Layout annotation records
......
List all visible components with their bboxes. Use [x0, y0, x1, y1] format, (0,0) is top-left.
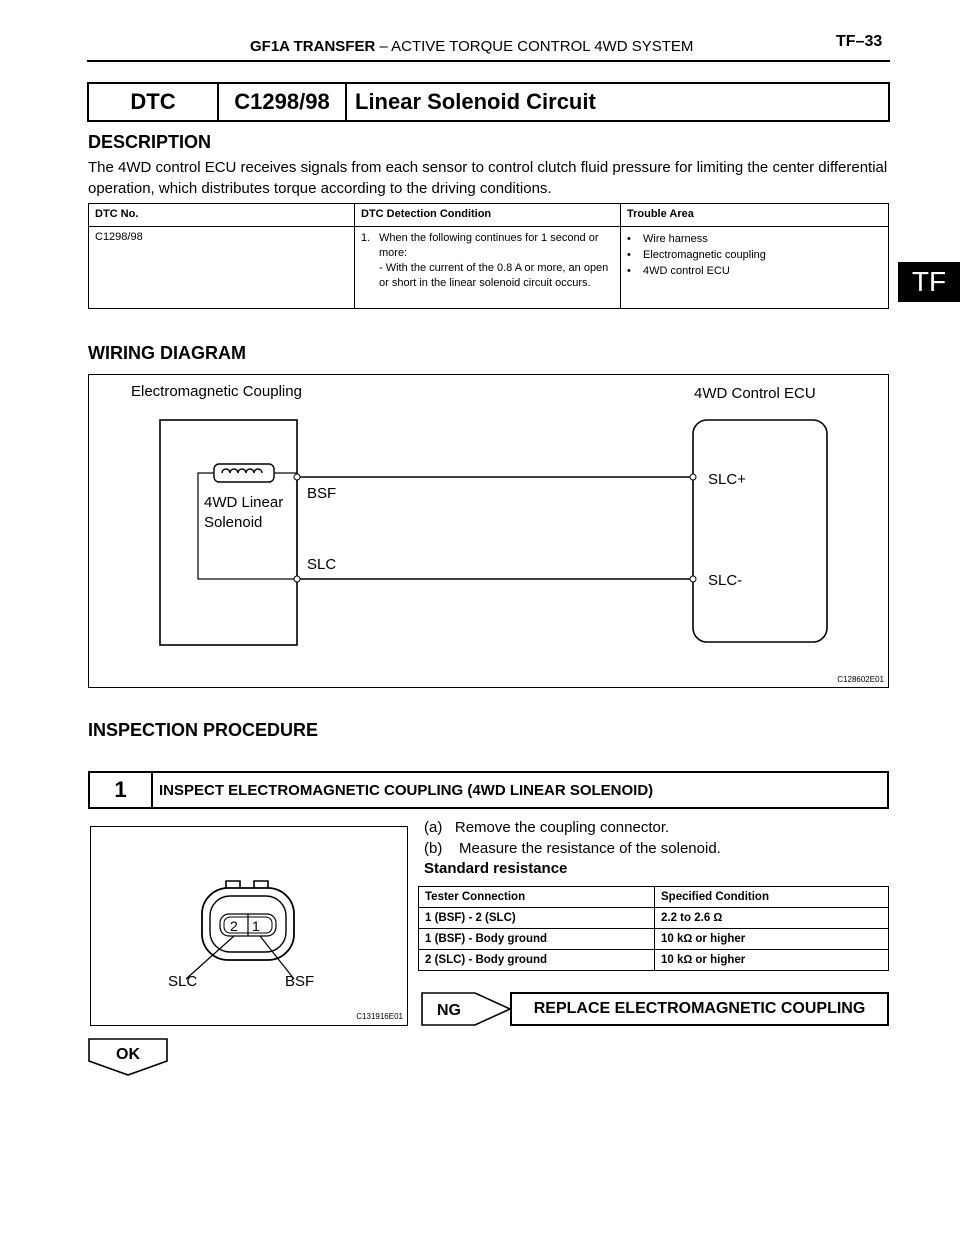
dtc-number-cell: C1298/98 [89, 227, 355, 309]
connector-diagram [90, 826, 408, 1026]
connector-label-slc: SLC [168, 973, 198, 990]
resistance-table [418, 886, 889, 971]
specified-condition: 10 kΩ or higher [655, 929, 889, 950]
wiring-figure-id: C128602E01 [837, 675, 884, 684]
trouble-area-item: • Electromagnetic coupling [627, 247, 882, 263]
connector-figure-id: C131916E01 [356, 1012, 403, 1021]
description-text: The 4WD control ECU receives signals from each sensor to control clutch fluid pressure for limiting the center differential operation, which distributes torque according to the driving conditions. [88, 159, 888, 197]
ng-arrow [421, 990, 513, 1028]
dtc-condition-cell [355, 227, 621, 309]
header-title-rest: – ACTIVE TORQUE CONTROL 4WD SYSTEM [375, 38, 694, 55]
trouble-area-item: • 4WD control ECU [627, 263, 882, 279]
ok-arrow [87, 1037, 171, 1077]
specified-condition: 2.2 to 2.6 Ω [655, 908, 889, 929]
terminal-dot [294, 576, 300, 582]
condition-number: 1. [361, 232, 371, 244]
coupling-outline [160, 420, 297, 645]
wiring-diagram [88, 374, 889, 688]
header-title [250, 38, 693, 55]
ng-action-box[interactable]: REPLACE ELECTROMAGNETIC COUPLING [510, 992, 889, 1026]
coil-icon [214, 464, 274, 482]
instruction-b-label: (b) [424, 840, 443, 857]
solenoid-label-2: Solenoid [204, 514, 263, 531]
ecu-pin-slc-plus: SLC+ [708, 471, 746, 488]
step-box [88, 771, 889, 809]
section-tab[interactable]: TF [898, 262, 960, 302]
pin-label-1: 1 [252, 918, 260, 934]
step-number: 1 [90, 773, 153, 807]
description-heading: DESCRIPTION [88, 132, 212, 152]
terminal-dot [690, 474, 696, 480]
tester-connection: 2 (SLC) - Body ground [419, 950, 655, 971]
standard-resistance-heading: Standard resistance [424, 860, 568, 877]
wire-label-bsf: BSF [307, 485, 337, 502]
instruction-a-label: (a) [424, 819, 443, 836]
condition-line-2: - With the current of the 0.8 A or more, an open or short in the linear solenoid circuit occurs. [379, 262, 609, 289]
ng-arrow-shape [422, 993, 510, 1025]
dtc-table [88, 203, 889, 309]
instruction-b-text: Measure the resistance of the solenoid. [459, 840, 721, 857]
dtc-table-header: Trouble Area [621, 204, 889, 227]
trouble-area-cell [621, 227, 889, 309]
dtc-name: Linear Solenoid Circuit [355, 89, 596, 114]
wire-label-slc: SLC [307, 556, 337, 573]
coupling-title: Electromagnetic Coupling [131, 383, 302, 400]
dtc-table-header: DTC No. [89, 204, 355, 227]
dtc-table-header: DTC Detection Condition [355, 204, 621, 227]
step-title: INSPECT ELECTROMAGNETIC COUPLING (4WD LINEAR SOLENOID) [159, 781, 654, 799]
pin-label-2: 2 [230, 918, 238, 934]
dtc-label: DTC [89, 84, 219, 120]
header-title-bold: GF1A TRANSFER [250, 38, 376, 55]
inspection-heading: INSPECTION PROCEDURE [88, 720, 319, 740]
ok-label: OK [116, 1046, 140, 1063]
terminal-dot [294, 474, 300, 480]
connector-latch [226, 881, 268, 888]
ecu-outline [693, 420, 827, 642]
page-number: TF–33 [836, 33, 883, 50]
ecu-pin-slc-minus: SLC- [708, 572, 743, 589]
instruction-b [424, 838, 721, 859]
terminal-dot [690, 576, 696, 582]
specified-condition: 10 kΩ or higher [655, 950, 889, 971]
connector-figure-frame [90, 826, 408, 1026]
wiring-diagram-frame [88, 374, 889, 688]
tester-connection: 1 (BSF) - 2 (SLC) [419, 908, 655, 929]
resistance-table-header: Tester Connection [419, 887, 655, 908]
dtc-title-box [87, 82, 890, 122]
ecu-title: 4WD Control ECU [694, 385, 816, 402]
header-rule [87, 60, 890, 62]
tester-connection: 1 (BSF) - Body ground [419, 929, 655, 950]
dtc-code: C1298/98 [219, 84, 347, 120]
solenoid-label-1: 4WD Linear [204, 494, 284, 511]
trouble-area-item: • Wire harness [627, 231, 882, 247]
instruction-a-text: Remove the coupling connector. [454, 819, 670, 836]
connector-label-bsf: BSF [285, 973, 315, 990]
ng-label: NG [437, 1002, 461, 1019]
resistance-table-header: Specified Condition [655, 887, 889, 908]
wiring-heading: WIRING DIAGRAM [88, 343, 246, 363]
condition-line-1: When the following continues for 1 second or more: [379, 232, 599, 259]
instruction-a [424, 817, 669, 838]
......
• **THE PROBLEM**
Return every line of the material above without any changes, leaving out the pictures.

• **FINAL ANSWER**
List all visible components with their bboxes. Use [x0, y0, x1, y1] format, (0,0) is top-left.
dtc-number-cell: C1298/98 [89, 227, 355, 309]
connector-diagram [90, 826, 408, 1026]
connector-label-slc: SLC [168, 973, 198, 990]
resistance-table [418, 886, 889, 971]
specified-condition: 10 kΩ or higher [655, 929, 889, 950]
wiring-figure-id: C128602E01 [837, 675, 884, 684]
trouble-area-item: • Electromagnetic coupling [627, 247, 882, 263]
connector-figure-id: C131916E01 [356, 1012, 403, 1021]
description-text: The 4WD control ECU receives signals from each sensor to control clutch fluid pressure for limiting the center differential operation, which distributes torque according to the driving conditions. [88, 159, 888, 197]
ng-arrow [421, 990, 513, 1028]
dtc-condition-cell [355, 227, 621, 309]
header-title-rest: – ACTIVE TORQUE CONTROL 4WD SYSTEM [375, 38, 694, 55]
trouble-area-item: • 4WD control ECU [627, 263, 882, 279]
ok-arrow [87, 1037, 171, 1077]
specified-condition: 2.2 to 2.6 Ω [655, 908, 889, 929]
terminal-dot [294, 576, 300, 582]
condition-number: 1. [361, 232, 371, 244]
coupling-outline [160, 420, 297, 645]
wiring-diagram [88, 374, 889, 688]
header-title [250, 38, 693, 55]
ng-action-box[interactable]: REPLACE ELECTROMAGNETIC COUPLING [510, 992, 889, 1026]
coil-icon [214, 464, 274, 482]
instruction-b-label: (b) [424, 840, 443, 857]
solenoid-label-2: Solenoid [204, 514, 263, 531]
ecu-pin-slc-plus: SLC+ [708, 471, 746, 488]
step-box [88, 771, 889, 809]
section-tab[interactable]: TF [898, 262, 960, 302]
pin-label-1: 1 [252, 918, 260, 934]
step-number: 1 [90, 773, 153, 807]
description-heading: DESCRIPTION [88, 132, 212, 152]
terminal-dot [690, 474, 696, 480]
tester-connection: 2 (SLC) - Body ground [419, 950, 655, 971]
standard-resistance-heading: Standard resistance [424, 860, 568, 877]
wire-label-bsf: BSF [307, 485, 337, 502]
instruction-a-label: (a) [424, 819, 443, 836]
condition-line-2: - With the current of the 0.8 A or more, an open or short in the linear solenoid circuit occurs. [379, 262, 609, 289]
ng-arrow-shape [422, 993, 510, 1025]
dtc-table [88, 203, 889, 309]
instruction-b-text: Measure the resistance of the solenoid. [459, 840, 721, 857]
dtc-table-header: Trouble Area [621, 204, 889, 227]
trouble-area-cell [621, 227, 889, 309]
dtc-name: Linear Solenoid Circuit [355, 89, 596, 114]
wire-label-slc: SLC [307, 556, 337, 573]
coupling-title: Electromagnetic Coupling [131, 383, 302, 400]
dtc-table-header: DTC No. [89, 204, 355, 227]
dtc-table-header: DTC Detection Condition [355, 204, 621, 227]
step-title: INSPECT ELECTROMAGNETIC COUPLING (4WD LINEAR SOLENOID) [159, 781, 654, 799]
pin-label-2: 2 [230, 918, 238, 934]
dtc-label: DTC [89, 84, 219, 120]
header-title-bold: GF1A TRANSFER [250, 38, 376, 55]
inspection-heading: INSPECTION PROCEDURE [88, 720, 319, 740]
ok-label: OK [116, 1046, 140, 1063]
terminal-dot [294, 474, 300, 480]
connector-latch [226, 881, 268, 888]
ecu-outline [693, 420, 827, 642]
page-number: TF–33 [836, 33, 883, 50]
ecu-pin-slc-minus: SLC- [708, 572, 743, 589]
instruction-b [424, 838, 721, 859]
terminal-dot [690, 576, 696, 582]
specified-condition: 10 kΩ or higher [655, 950, 889, 971]
connector-figure-frame [90, 826, 408, 1026]
wiring-diagram-frame [88, 374, 889, 688]
tester-connection: 1 (BSF) - 2 (SLC) [419, 908, 655, 929]
resistance-table-header: Tester Connection [419, 887, 655, 908]
dtc-title-box [87, 82, 890, 122]
ecu-title: 4WD Control ECU [694, 385, 816, 402]
header-rule [87, 60, 890, 62]
tester-connection: 1 (BSF) - Body ground [419, 929, 655, 950]
dtc-code: C1298/98 [219, 84, 347, 120]
solenoid-label-1: 4WD Linear [204, 494, 284, 511]
trouble-area-item: • Wire harness [627, 231, 882, 247]
instruction-a-text: Remove the coupling connector. [454, 819, 670, 836]
connector-label-bsf: BSF [285, 973, 315, 990]
ng-label: NG [437, 1002, 461, 1019]
resistance-table-header: Specified Condition [655, 887, 889, 908]
wiring-heading: WIRING DIAGRAM [88, 343, 246, 363]
condition-line-1: When the following continues for 1 second or more: [379, 232, 599, 259]
instruction-a [424, 817, 669, 838]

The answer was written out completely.